_What needs to be done_
Each line containing the word "value" must be reported.

_Given data_
....

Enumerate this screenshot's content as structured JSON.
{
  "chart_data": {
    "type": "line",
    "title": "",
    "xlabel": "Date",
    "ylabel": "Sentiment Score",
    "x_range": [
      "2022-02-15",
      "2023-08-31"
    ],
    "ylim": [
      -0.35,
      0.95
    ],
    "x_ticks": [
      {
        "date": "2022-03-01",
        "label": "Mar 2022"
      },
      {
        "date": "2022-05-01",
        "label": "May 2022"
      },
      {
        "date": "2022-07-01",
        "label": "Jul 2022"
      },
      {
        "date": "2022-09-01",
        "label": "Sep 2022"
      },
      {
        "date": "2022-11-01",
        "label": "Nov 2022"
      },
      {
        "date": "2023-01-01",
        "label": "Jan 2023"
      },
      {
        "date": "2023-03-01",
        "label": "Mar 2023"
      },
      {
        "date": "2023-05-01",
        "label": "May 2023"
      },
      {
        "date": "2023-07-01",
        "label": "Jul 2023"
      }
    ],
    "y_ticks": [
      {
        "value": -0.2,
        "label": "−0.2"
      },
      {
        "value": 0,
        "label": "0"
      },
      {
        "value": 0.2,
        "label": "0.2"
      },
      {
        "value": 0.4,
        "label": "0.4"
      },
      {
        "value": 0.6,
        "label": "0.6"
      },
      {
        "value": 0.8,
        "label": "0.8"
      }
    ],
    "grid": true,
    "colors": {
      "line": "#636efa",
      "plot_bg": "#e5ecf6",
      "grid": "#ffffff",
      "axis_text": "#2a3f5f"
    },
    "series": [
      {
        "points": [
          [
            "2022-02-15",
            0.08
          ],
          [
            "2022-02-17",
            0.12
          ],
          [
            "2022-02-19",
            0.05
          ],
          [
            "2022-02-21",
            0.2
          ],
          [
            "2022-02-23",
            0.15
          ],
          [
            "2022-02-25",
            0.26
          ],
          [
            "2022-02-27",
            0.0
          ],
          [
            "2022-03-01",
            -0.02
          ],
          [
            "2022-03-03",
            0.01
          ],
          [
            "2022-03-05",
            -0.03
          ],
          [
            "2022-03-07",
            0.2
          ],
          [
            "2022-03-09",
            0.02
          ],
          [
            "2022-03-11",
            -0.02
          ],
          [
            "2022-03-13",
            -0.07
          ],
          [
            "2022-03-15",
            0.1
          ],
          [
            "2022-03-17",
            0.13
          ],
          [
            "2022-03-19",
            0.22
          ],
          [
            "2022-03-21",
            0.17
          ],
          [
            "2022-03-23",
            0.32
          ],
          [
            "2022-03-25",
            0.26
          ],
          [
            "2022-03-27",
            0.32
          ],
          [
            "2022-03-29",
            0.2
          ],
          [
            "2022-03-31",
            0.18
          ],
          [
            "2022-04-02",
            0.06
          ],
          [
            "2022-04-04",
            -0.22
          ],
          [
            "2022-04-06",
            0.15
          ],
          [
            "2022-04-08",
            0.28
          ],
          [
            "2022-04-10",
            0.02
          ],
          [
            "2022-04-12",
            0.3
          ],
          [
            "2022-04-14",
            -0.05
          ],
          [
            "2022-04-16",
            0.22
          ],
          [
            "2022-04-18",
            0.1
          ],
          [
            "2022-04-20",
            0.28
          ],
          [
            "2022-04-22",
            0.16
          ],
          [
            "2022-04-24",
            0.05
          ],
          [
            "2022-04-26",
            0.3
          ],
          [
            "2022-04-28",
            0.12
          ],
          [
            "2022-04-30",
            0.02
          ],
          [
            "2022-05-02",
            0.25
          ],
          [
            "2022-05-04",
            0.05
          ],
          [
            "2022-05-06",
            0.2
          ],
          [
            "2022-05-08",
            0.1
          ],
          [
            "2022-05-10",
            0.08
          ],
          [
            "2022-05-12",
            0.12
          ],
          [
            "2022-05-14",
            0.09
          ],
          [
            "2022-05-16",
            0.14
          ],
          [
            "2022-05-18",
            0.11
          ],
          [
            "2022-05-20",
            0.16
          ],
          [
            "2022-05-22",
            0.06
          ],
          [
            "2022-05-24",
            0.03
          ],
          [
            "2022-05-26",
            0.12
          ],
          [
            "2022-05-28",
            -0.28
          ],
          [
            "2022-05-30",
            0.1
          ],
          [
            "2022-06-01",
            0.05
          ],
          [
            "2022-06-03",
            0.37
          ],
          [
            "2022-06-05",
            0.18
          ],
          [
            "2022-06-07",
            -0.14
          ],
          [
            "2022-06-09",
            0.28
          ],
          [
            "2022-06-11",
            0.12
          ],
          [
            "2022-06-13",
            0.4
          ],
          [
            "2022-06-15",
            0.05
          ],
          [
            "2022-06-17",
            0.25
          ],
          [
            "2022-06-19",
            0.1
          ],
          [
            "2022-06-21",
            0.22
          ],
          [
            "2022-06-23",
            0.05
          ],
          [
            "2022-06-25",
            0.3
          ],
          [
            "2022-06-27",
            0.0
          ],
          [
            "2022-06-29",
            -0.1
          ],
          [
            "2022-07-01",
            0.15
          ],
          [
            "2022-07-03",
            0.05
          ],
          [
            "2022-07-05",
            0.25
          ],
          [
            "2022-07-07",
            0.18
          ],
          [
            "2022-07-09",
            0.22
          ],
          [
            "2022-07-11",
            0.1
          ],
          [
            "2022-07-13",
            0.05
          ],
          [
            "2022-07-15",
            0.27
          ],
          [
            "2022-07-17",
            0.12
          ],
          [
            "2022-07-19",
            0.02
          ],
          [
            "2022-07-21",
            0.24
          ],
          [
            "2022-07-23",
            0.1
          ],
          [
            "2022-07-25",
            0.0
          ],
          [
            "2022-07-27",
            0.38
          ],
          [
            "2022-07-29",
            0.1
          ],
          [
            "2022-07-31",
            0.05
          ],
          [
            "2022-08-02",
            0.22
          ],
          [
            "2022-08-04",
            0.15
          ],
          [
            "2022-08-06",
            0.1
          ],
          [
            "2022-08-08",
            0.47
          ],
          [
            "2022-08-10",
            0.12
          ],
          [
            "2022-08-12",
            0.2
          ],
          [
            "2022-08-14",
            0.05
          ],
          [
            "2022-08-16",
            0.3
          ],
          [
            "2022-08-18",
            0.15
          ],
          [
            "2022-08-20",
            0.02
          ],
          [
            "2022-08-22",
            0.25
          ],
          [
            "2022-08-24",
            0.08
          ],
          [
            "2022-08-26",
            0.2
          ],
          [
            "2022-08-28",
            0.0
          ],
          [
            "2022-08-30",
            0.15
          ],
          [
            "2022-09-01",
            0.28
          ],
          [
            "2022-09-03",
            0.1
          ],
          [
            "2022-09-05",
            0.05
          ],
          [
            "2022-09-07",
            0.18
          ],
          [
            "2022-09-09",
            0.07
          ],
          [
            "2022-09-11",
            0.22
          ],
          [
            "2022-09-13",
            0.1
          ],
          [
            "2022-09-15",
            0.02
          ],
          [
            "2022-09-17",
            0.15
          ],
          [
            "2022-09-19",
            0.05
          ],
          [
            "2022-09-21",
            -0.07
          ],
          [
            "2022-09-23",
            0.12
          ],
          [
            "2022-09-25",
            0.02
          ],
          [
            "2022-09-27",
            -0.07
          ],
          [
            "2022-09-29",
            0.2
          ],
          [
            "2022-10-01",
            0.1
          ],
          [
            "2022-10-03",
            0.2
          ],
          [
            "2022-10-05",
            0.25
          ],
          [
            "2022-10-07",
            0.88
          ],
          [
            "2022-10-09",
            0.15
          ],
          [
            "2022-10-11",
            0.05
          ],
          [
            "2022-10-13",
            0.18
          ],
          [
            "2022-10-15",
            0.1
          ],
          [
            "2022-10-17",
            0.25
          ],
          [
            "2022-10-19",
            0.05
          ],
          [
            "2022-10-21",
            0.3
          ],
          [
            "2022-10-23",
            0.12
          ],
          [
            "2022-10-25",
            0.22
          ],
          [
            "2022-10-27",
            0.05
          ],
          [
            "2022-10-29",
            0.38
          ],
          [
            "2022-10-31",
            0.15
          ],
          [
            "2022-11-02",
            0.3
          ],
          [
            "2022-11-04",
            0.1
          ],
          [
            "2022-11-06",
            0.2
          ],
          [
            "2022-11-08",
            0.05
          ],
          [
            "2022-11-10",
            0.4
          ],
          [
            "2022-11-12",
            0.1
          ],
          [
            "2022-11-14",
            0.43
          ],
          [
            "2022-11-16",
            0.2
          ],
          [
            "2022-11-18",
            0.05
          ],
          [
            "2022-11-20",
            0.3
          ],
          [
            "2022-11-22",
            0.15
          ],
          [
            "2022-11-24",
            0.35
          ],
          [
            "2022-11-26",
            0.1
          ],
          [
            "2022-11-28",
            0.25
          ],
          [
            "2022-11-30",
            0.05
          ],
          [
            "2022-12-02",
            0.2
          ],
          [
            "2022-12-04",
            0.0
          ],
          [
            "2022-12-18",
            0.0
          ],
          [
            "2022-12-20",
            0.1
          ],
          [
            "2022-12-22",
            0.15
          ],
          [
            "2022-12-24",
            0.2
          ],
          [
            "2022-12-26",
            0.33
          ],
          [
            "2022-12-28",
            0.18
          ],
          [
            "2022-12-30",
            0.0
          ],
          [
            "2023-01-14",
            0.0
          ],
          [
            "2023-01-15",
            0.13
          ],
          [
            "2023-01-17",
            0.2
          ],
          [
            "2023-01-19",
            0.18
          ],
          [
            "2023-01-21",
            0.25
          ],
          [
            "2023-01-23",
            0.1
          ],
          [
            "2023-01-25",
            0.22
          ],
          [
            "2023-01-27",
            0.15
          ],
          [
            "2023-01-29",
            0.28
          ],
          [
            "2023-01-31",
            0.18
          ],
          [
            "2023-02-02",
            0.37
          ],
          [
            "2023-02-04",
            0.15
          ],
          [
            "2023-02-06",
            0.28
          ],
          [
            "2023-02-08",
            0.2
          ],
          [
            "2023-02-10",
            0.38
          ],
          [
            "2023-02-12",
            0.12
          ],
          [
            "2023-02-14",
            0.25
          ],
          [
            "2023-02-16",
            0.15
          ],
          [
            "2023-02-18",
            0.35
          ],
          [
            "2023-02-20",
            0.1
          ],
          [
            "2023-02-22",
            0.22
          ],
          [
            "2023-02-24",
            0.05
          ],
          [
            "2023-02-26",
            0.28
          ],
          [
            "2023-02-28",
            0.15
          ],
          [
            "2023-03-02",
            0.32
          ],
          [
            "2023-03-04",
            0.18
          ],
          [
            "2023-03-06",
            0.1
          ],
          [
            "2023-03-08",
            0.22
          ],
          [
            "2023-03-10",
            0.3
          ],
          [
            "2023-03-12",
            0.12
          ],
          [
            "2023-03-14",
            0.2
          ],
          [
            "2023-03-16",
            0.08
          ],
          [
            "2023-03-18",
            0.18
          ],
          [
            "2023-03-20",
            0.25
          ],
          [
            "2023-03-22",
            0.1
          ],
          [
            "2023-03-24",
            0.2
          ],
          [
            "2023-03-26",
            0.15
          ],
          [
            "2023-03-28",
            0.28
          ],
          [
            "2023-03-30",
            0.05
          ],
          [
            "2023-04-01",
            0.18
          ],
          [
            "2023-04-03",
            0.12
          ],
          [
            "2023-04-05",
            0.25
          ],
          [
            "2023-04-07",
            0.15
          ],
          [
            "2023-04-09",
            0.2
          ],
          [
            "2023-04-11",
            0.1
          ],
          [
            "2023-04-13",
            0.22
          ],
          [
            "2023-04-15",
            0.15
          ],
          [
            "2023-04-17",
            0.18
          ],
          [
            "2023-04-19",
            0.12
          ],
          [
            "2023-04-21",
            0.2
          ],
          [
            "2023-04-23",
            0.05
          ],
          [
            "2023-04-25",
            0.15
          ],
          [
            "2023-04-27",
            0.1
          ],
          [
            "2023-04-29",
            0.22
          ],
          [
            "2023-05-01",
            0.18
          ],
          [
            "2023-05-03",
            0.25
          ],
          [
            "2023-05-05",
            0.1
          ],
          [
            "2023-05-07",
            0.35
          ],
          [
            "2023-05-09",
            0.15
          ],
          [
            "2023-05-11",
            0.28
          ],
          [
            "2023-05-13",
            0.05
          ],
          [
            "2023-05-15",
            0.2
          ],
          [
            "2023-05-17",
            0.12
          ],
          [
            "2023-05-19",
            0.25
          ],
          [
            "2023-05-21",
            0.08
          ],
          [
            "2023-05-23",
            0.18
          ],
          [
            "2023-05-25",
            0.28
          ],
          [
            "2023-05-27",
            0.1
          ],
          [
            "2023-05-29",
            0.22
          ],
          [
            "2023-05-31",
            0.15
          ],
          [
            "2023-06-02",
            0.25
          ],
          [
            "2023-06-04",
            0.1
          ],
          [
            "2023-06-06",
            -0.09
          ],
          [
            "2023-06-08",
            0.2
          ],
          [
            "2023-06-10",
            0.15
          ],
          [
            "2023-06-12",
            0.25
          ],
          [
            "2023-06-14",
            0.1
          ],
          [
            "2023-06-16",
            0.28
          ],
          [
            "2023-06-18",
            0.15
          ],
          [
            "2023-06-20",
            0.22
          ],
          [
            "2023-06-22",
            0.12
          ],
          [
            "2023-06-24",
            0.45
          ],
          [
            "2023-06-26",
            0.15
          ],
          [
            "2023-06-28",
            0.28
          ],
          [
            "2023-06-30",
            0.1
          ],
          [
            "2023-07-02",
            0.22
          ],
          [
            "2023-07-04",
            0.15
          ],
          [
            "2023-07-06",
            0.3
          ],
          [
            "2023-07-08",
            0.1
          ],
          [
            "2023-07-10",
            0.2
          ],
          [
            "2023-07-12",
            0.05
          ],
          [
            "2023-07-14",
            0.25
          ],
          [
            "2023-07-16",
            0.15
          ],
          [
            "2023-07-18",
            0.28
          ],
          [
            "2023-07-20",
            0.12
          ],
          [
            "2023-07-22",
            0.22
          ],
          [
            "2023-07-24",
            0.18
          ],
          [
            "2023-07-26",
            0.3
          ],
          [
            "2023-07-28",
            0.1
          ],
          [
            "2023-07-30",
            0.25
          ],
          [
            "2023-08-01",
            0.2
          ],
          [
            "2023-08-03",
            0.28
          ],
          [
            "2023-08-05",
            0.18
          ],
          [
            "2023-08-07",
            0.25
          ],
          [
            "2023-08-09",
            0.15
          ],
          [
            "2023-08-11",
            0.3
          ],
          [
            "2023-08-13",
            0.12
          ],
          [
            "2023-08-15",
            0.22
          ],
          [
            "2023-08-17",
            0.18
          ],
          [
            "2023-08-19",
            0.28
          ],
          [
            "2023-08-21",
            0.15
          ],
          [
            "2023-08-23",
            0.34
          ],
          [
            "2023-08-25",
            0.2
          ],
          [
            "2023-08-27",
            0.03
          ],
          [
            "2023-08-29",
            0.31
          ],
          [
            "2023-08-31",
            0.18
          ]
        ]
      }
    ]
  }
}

....

_Result for this exercise_
        "value": -0.2,
        "value": 0,
        "value": 0.2,
        "value": 0.4,
        "value": 0.6,
        "value": 0.8,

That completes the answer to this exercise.